[GIVEN DATA]
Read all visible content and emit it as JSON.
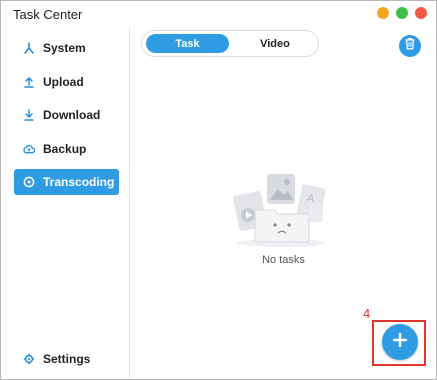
{
  "window": {
    "title": "Task Center"
  },
  "sidebar": {
    "items": [
      {
        "label": "System",
        "icon": "system-icon"
      },
      {
        "label": "Upload",
        "icon": "upload-icon"
      },
      {
        "label": "Download",
        "icon": "download-icon"
      },
      {
        "label": "Backup",
        "icon": "cloud-icon"
      },
      {
        "label": "Transcoding",
        "icon": "transcode-icon",
        "active": true
      }
    ],
    "settings_label": "Settings"
  },
  "main": {
    "tabs": [
      {
        "label": "Task",
        "active": true
      },
      {
        "label": "Video",
        "active": false
      }
    ],
    "empty_text": "No tasks"
  },
  "annotation": {
    "number": "4"
  },
  "colors": {
    "accent": "#2f9be3",
    "annotation": "#e0362c"
  }
}
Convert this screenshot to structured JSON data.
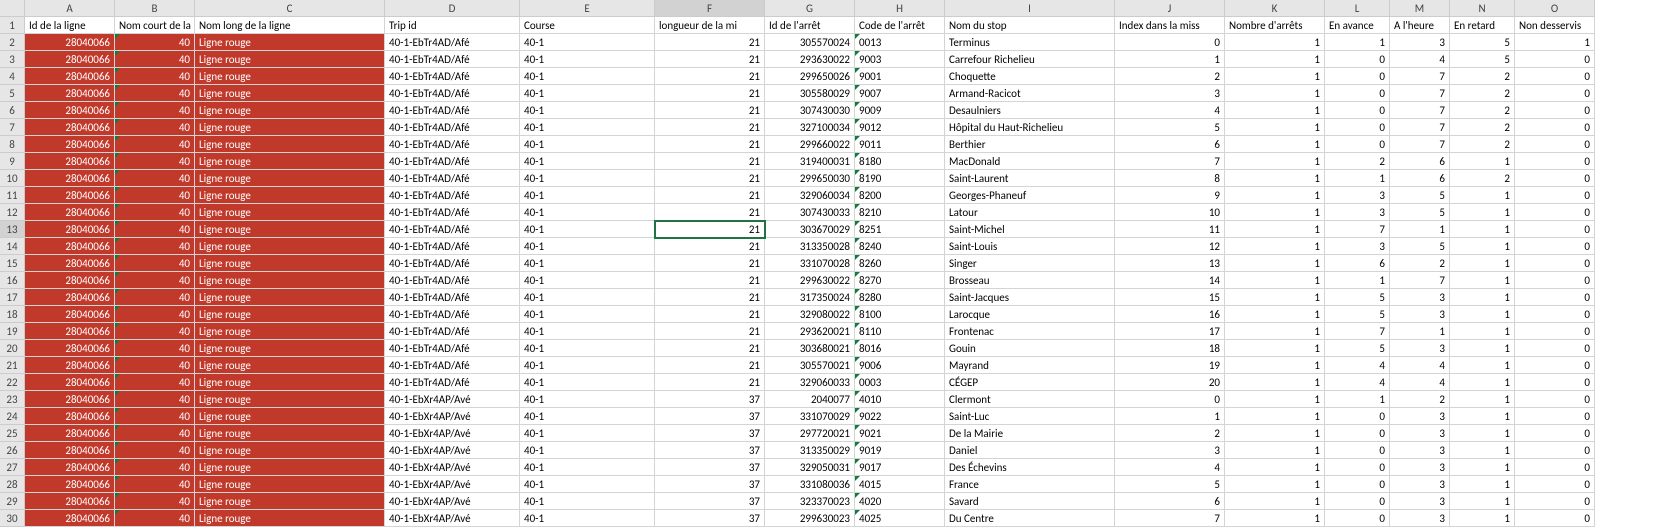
{
  "columns": [
    "A",
    "B",
    "C",
    "D",
    "E",
    "F",
    "G",
    "H",
    "I",
    "J",
    "K",
    "L",
    "M",
    "N",
    "O"
  ],
  "headers": {
    "A": "Id de la ligne",
    "B": "Nom court de la li",
    "C": "Nom long de la ligne",
    "D": "Trip id",
    "E": "Course",
    "F": "longueur de la mi",
    "G": "Id de l'arrêt",
    "H": "Code de l'arrêt",
    "I": "Nom du stop",
    "J": "Index dans la miss",
    "K": "Nombre d'arrêts",
    "L": "En avance",
    "M": "A l'heure",
    "N": "En retard",
    "O": "Non desservis"
  },
  "active_cell": {
    "row": 13,
    "col": "F"
  },
  "rows": [
    {
      "A": 28040066,
      "B": 40,
      "C": "Ligne rouge",
      "D": "40-1-EbTr4AD/Afé",
      "E": "40-1",
      "F": 21,
      "G": 305570024,
      "H": "0013",
      "I": "Terminus",
      "J": 0,
      "K": 1,
      "L": 1,
      "M": 3,
      "N": 5,
      "O": 1
    },
    {
      "A": 28040066,
      "B": 40,
      "C": "Ligne rouge",
      "D": "40-1-EbTr4AD/Afé",
      "E": "40-1",
      "F": 21,
      "G": 293630022,
      "H": "9003",
      "I": "Carrefour Richelieu",
      "J": 1,
      "K": 1,
      "L": 0,
      "M": 4,
      "N": 5,
      "O": 0
    },
    {
      "A": 28040066,
      "B": 40,
      "C": "Ligne rouge",
      "D": "40-1-EbTr4AD/Afé",
      "E": "40-1",
      "F": 21,
      "G": 299650026,
      "H": "9001",
      "I": "Choquette",
      "J": 2,
      "K": 1,
      "L": 0,
      "M": 7,
      "N": 2,
      "O": 0
    },
    {
      "A": 28040066,
      "B": 40,
      "C": "Ligne rouge",
      "D": "40-1-EbTr4AD/Afé",
      "E": "40-1",
      "F": 21,
      "G": 305580029,
      "H": "9007",
      "I": "Armand-Racicot",
      "J": 3,
      "K": 1,
      "L": 0,
      "M": 7,
      "N": 2,
      "O": 0
    },
    {
      "A": 28040066,
      "B": 40,
      "C": "Ligne rouge",
      "D": "40-1-EbTr4AD/Afé",
      "E": "40-1",
      "F": 21,
      "G": 307430030,
      "H": "9009",
      "I": "Desaulniers",
      "J": 4,
      "K": 1,
      "L": 0,
      "M": 7,
      "N": 2,
      "O": 0
    },
    {
      "A": 28040066,
      "B": 40,
      "C": "Ligne rouge",
      "D": "40-1-EbTr4AD/Afé",
      "E": "40-1",
      "F": 21,
      "G": 327100034,
      "H": "9012",
      "I": "Hôpital du Haut-Richelieu",
      "J": 5,
      "K": 1,
      "L": 0,
      "M": 7,
      "N": 2,
      "O": 0
    },
    {
      "A": 28040066,
      "B": 40,
      "C": "Ligne rouge",
      "D": "40-1-EbTr4AD/Afé",
      "E": "40-1",
      "F": 21,
      "G": 299660022,
      "H": "9011",
      "I": "Berthier",
      "J": 6,
      "K": 1,
      "L": 0,
      "M": 7,
      "N": 2,
      "O": 0
    },
    {
      "A": 28040066,
      "B": 40,
      "C": "Ligne rouge",
      "D": "40-1-EbTr4AD/Afé",
      "E": "40-1",
      "F": 21,
      "G": 319400031,
      "H": "8180",
      "I": "MacDonald",
      "J": 7,
      "K": 1,
      "L": 2,
      "M": 6,
      "N": 1,
      "O": 0
    },
    {
      "A": 28040066,
      "B": 40,
      "C": "Ligne rouge",
      "D": "40-1-EbTr4AD/Afé",
      "E": "40-1",
      "F": 21,
      "G": 299650030,
      "H": "8190",
      "I": "Saint-Laurent",
      "J": 8,
      "K": 1,
      "L": 1,
      "M": 6,
      "N": 2,
      "O": 0
    },
    {
      "A": 28040066,
      "B": 40,
      "C": "Ligne rouge",
      "D": "40-1-EbTr4AD/Afé",
      "E": "40-1",
      "F": 21,
      "G": 329060034,
      "H": "8200",
      "I": "Georges-Phaneuf",
      "J": 9,
      "K": 1,
      "L": 3,
      "M": 5,
      "N": 1,
      "O": 0
    },
    {
      "A": 28040066,
      "B": 40,
      "C": "Ligne rouge",
      "D": "40-1-EbTr4AD/Afé",
      "E": "40-1",
      "F": 21,
      "G": 307430033,
      "H": "8210",
      "I": "Latour",
      "J": 10,
      "K": 1,
      "L": 3,
      "M": 5,
      "N": 1,
      "O": 0
    },
    {
      "A": 28040066,
      "B": 40,
      "C": "Ligne rouge",
      "D": "40-1-EbTr4AD/Afé",
      "E": "40-1",
      "F": 21,
      "G": 303670029,
      "H": "8251",
      "I": "Saint-Michel",
      "J": 11,
      "K": 1,
      "L": 7,
      "M": 1,
      "N": 1,
      "O": 0
    },
    {
      "A": 28040066,
      "B": 40,
      "C": "Ligne rouge",
      "D": "40-1-EbTr4AD/Afé",
      "E": "40-1",
      "F": 21,
      "G": 313350028,
      "H": "8240",
      "I": "Saint-Louis",
      "J": 12,
      "K": 1,
      "L": 3,
      "M": 5,
      "N": 1,
      "O": 0
    },
    {
      "A": 28040066,
      "B": 40,
      "C": "Ligne rouge",
      "D": "40-1-EbTr4AD/Afé",
      "E": "40-1",
      "F": 21,
      "G": 331070028,
      "H": "8260",
      "I": "Singer",
      "J": 13,
      "K": 1,
      "L": 6,
      "M": 2,
      "N": 1,
      "O": 0
    },
    {
      "A": 28040066,
      "B": 40,
      "C": "Ligne rouge",
      "D": "40-1-EbTr4AD/Afé",
      "E": "40-1",
      "F": 21,
      "G": 299630022,
      "H": "8270",
      "I": "Brosseau",
      "J": 14,
      "K": 1,
      "L": 1,
      "M": 7,
      "N": 1,
      "O": 0
    },
    {
      "A": 28040066,
      "B": 40,
      "C": "Ligne rouge",
      "D": "40-1-EbTr4AD/Afé",
      "E": "40-1",
      "F": 21,
      "G": 317350024,
      "H": "8280",
      "I": "Saint-Jacques",
      "J": 15,
      "K": 1,
      "L": 5,
      "M": 3,
      "N": 1,
      "O": 0
    },
    {
      "A": 28040066,
      "B": 40,
      "C": "Ligne rouge",
      "D": "40-1-EbTr4AD/Afé",
      "E": "40-1",
      "F": 21,
      "G": 329080022,
      "H": "8100",
      "I": "Larocque",
      "J": 16,
      "K": 1,
      "L": 5,
      "M": 3,
      "N": 1,
      "O": 0
    },
    {
      "A": 28040066,
      "B": 40,
      "C": "Ligne rouge",
      "D": "40-1-EbTr4AD/Afé",
      "E": "40-1",
      "F": 21,
      "G": 293620021,
      "H": "8110",
      "I": "Frontenac",
      "J": 17,
      "K": 1,
      "L": 7,
      "M": 1,
      "N": 1,
      "O": 0
    },
    {
      "A": 28040066,
      "B": 40,
      "C": "Ligne rouge",
      "D": "40-1-EbTr4AD/Afé",
      "E": "40-1",
      "F": 21,
      "G": 303680021,
      "H": "8016",
      "I": "Gouin",
      "J": 18,
      "K": 1,
      "L": 5,
      "M": 3,
      "N": 1,
      "O": 0
    },
    {
      "A": 28040066,
      "B": 40,
      "C": "Ligne rouge",
      "D": "40-1-EbTr4AD/Afé",
      "E": "40-1",
      "F": 21,
      "G": 305570021,
      "H": "9006",
      "I": "Mayrand",
      "J": 19,
      "K": 1,
      "L": 4,
      "M": 4,
      "N": 1,
      "O": 0
    },
    {
      "A": 28040066,
      "B": 40,
      "C": "Ligne rouge",
      "D": "40-1-EbTr4AD/Afé",
      "E": "40-1",
      "F": 21,
      "G": 329060033,
      "H": "0003",
      "I": "CÉGEP",
      "J": 20,
      "K": 1,
      "L": 4,
      "M": 4,
      "N": 1,
      "O": 0
    },
    {
      "A": 28040066,
      "B": 40,
      "C": "Ligne rouge",
      "D": "40-1-EbXr4AP/Avé",
      "E": "40-1",
      "F": 37,
      "G": 2040077,
      "H": "4010",
      "I": "Clermont",
      "J": 0,
      "K": 1,
      "L": 1,
      "M": 2,
      "N": 1,
      "O": 0
    },
    {
      "A": 28040066,
      "B": 40,
      "C": "Ligne rouge",
      "D": "40-1-EbXr4AP/Avé",
      "E": "40-1",
      "F": 37,
      "G": 331070029,
      "H": "9022",
      "I": "Saint-Luc",
      "J": 1,
      "K": 1,
      "L": 0,
      "M": 3,
      "N": 1,
      "O": 0
    },
    {
      "A": 28040066,
      "B": 40,
      "C": "Ligne rouge",
      "D": "40-1-EbXr4AP/Avé",
      "E": "40-1",
      "F": 37,
      "G": 297720021,
      "H": "9021",
      "I": "De la Mairie",
      "J": 2,
      "K": 1,
      "L": 0,
      "M": 3,
      "N": 1,
      "O": 0
    },
    {
      "A": 28040066,
      "B": 40,
      "C": "Ligne rouge",
      "D": "40-1-EbXr4AP/Avé",
      "E": "40-1",
      "F": 37,
      "G": 313350029,
      "H": "9019",
      "I": "Daniel",
      "J": 3,
      "K": 1,
      "L": 0,
      "M": 3,
      "N": 1,
      "O": 0
    },
    {
      "A": 28040066,
      "B": 40,
      "C": "Ligne rouge",
      "D": "40-1-EbXr4AP/Avé",
      "E": "40-1",
      "F": 37,
      "G": 329050031,
      "H": "9017",
      "I": "Des Échevins",
      "J": 4,
      "K": 1,
      "L": 0,
      "M": 3,
      "N": 1,
      "O": 0
    },
    {
      "A": 28040066,
      "B": 40,
      "C": "Ligne rouge",
      "D": "40-1-EbXr4AP/Avé",
      "E": "40-1",
      "F": 37,
      "G": 331080036,
      "H": "4015",
      "I": "France",
      "J": 5,
      "K": 1,
      "L": 0,
      "M": 3,
      "N": 1,
      "O": 0
    },
    {
      "A": 28040066,
      "B": 40,
      "C": "Ligne rouge",
      "D": "40-1-EbXr4AP/Avé",
      "E": "40-1",
      "F": 37,
      "G": 323370023,
      "H": "4020",
      "I": "Savard",
      "J": 6,
      "K": 1,
      "L": 0,
      "M": 3,
      "N": 1,
      "O": 0
    },
    {
      "A": 28040066,
      "B": 40,
      "C": "Ligne rouge",
      "D": "40-1-EbXr4AP/Avé",
      "E": "40-1",
      "F": 37,
      "G": 299630023,
      "H": "4025",
      "I": "Du Centre",
      "J": 7,
      "K": 1,
      "L": 0,
      "M": 3,
      "N": 1,
      "O": 0
    }
  ]
}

[WRITTEN PROBLEM]
Copy out all lines from the material above that contain the string "JSON".

[OUTPUT BELOW]
Read all visible content and emit it as JSON.
Convert this screenshot to structured JSON data.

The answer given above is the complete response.